Collected data entries:

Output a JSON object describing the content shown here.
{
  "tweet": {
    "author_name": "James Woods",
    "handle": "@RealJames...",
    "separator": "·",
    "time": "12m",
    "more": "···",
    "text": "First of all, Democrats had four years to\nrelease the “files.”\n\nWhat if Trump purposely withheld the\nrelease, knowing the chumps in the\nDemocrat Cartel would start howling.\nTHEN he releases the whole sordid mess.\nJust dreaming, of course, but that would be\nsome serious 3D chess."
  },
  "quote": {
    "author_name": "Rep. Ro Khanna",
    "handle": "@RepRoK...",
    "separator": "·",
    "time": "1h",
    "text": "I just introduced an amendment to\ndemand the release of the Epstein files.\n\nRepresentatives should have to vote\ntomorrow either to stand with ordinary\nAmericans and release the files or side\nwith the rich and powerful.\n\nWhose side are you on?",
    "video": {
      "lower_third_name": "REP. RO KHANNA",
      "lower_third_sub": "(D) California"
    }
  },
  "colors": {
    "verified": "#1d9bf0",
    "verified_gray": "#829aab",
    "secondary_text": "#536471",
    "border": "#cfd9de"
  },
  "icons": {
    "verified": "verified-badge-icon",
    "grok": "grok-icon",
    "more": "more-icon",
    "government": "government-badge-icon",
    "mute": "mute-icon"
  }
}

Exercise instructions: Type out the full listing again, exactly as given.

Solution for this exercise:
Output a JSON object describing the content shown here.
{
  "tweet": {
    "author_name": "James Woods",
    "handle": "@RealJames...",
    "separator": "·",
    "time": "12m",
    "more": "···",
    "text": "First of all, Democrats had four years to\nrelease the “files.”\n\nWhat if Trump purposely withheld the\nrelease, knowing the chumps in the\nDemocrat Cartel would start howling.\nTHEN he releases the whole sordid mess.\nJust dreaming, of course, but that would be\nsome serious 3D chess."
  },
  "quote": {
    "author_name": "Rep. Ro Khanna",
    "handle": "@RepRoK...",
    "separator": "·",
    "time": "1h",
    "text": "I just introduced an amendment to\ndemand the release of the Epstein files.\n\nRepresentatives should have to vote\ntomorrow either to stand with ordinary\nAmericans and release the files or side\nwith the rich and powerful.\n\nWhose side are you on?",
    "video": {
      "lower_third_name": "REP. RO KHANNA",
      "lower_third_sub": "(D) California"
    }
  },
  "colors": {
    "verified": "#1d9bf0",
    "verified_gray": "#829aab",
    "secondary_text": "#536471",
    "border": "#cfd9de"
  },
  "icons": {
    "verified": "verified-badge-icon",
    "grok": "grok-icon",
    "more": "more-icon",
    "government": "government-badge-icon",
    "mute": "mute-icon"
  }
}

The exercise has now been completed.